Start of Input material

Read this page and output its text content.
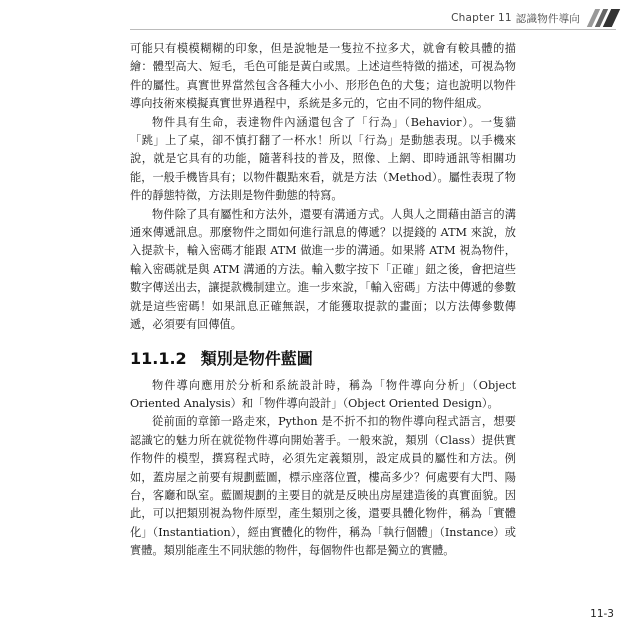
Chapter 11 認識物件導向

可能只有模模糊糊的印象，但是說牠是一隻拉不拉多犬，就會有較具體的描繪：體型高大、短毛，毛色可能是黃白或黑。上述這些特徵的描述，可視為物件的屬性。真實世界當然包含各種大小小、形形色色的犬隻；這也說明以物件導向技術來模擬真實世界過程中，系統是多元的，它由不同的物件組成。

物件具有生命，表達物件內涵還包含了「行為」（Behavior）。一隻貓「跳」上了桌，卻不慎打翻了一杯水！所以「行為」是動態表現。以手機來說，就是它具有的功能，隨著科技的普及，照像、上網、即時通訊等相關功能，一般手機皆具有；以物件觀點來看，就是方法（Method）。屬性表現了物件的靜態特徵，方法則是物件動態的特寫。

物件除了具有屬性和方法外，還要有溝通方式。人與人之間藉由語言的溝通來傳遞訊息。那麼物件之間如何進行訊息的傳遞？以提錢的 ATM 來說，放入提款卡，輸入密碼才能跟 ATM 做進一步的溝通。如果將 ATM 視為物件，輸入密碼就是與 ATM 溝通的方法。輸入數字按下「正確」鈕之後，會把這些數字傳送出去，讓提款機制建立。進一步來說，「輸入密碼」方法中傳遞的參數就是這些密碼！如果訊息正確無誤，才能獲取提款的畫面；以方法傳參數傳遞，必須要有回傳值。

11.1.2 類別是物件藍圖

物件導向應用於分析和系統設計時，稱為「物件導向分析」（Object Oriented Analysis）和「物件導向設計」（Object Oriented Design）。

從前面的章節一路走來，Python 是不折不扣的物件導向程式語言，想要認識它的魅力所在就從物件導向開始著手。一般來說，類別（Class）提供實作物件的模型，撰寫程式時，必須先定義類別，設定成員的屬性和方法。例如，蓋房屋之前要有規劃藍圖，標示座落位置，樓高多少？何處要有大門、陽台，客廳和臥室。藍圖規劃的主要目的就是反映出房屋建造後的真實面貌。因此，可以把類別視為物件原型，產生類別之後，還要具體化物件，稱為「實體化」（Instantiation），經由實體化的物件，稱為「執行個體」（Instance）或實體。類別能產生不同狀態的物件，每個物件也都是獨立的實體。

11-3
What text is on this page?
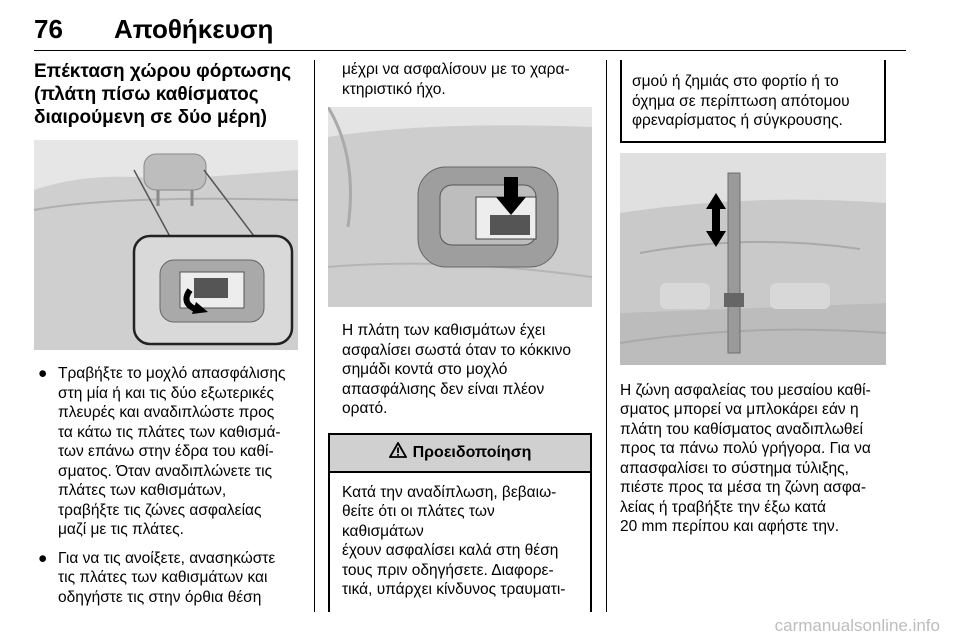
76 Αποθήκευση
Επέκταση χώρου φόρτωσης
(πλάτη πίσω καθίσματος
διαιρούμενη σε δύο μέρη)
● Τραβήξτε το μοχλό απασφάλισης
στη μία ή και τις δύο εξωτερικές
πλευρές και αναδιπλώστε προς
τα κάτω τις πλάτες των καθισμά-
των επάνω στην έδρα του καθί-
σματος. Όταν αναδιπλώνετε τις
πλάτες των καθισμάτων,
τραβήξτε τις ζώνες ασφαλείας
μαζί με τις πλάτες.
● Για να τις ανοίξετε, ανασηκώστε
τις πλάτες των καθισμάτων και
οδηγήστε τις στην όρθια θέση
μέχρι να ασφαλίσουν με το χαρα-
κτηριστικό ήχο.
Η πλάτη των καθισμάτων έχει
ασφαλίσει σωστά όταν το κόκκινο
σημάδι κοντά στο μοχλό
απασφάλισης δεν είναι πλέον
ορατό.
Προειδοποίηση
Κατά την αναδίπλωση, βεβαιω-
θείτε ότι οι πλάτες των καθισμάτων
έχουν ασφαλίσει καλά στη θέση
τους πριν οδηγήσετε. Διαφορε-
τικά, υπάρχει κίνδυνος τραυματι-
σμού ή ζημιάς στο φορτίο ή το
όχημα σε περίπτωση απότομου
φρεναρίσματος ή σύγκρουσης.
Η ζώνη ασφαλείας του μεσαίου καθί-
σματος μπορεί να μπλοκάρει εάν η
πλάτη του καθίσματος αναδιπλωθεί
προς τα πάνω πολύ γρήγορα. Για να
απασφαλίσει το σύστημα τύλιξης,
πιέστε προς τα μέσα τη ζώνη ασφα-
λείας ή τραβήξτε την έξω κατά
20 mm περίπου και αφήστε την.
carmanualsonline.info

End of Input material

To be done ▸ Quote all the lines above exactly as given. Do not include the pictures.

Exercise output ▸
Read this page and output its text content.
Chapter 11 認識物件導向

可能只有模模糊糊的印象，但是說牠是一隻拉不拉多犬，就會有較具體的描繪：體型高大、短毛，毛色可能是黃白或黑。上述這些特徵的描述，可視為物件的屬性。真實世界當然包含各種大小小、形形色色的犬隻；這也說明以物件導向技術來模擬真實世界過程中，系統是多元的，它由不同的物件組成。

物件具有生命，表達物件內涵還包含了「行為」（Behavior）。一隻貓「跳」上了桌，卻不慎打翻了一杯水！所以「行為」是動態表現。以手機來說，就是它具有的功能，隨著科技的普及，照像、上網、即時通訊等相關功能，一般手機皆具有；以物件觀點來看，就是方法（Method）。屬性表現了物件的靜態特徵，方法則是物件動態的特寫。

物件除了具有屬性和方法外，還要有溝通方式。人與人之間藉由語言的溝通來傳遞訊息。那麼物件之間如何進行訊息的傳遞？以提錢的 ATM 來說，放入提款卡，輸入密碼才能跟 ATM 做進一步的溝通。如果將 ATM 視為物件，輸入密碼就是與 ATM 溝通的方法。輸入數字按下「正確」鈕之後，會把這些數字傳送出去，讓提款機制建立。進一步來說，「輸入密碼」方法中傳遞的參數就是這些密碼！如果訊息正確無誤，才能獲取提款的畫面；以方法傳參數傳遞，必須要有回傳值。

11.1.2 類別是物件藍圖

物件導向應用於分析和系統設計時，稱為「物件導向分析」（Object Oriented Analysis）和「物件導向設計」（Object Oriented Design）。

從前面的章節一路走來，Python 是不折不扣的物件導向程式語言，想要認識它的魅力所在就從物件導向開始著手。一般來說，類別（Class）提供實作物件的模型，撰寫程式時，必須先定義類別，設定成員的屬性和方法。例如，蓋房屋之前要有規劃藍圖，標示座落位置，樓高多少？何處要有大門、陽台，客廳和臥室。藍圖規劃的主要目的就是反映出房屋建造後的真實面貌。因此，可以把類別視為物件原型，產生類別之後，還要具體化物件，稱為「實體化」（Instantiation），經由實體化的物件，稱為「執行個體」（Instance）或實體。類別能產生不同狀態的物件，每個物件也都是獨立的實體。

11-3
What text is on this page?
76 Αποθήκευση
Επέκταση χώρου φόρτωσης
(πλάτη πίσω καθίσματος
διαιρούμενη σε δύο μέρη)
● Τραβήξτε το μοχλό απασφάλισης
στη μία ή και τις δύο εξωτερικές
πλευρές και αναδιπλώστε προς
τα κάτω τις πλάτες των καθισμά-
των επάνω στην έδρα του καθί-
σματος. Όταν αναδιπλώνετε τις
πλάτες των καθισμάτων,
τραβήξτε τις ζώνες ασφαλείας
μαζί με τις πλάτες.
● Για να τις ανοίξετε, ανασηκώστε
τις πλάτες των καθισμάτων και
οδηγήστε τις στην όρθια θέση
μέχρι να ασφαλίσουν με το χαρα-
κτηριστικό ήχο.
Η πλάτη των καθισμάτων έχει
ασφαλίσει σωστά όταν το κόκκινο
σημάδι κοντά στο μοχλό
απασφάλισης δεν είναι πλέον
ορατό.
Προειδοποίηση
Κατά την αναδίπλωση, βεβαιω-
θείτε ότι οι πλάτες των καθισμάτων
έχουν ασφαλίσει καλά στη θέση
τους πριν οδηγήσετε. Διαφορε-
τικά, υπάρχει κίνδυνος τραυματι-
σμού ή ζημιάς στο φορτίο ή το
όχημα σε περίπτωση απότομου
φρεναρίσματος ή σύγκρουσης.
Η ζώνη ασφαλείας του μεσαίου καθί-
σματος μπορεί να μπλοκάρει εάν η
πλάτη του καθίσματος αναδιπλωθεί
προς τα πάνω πολύ γρήγορα. Για να
απασφαλίσει το σύστημα τύλιξης,
πιέστε προς τα μέσα τη ζώνη ασφα-
λείας ή τραβήξτε την έξω κατά
20 mm περίπου και αφήστε την.
carmanualsonline.info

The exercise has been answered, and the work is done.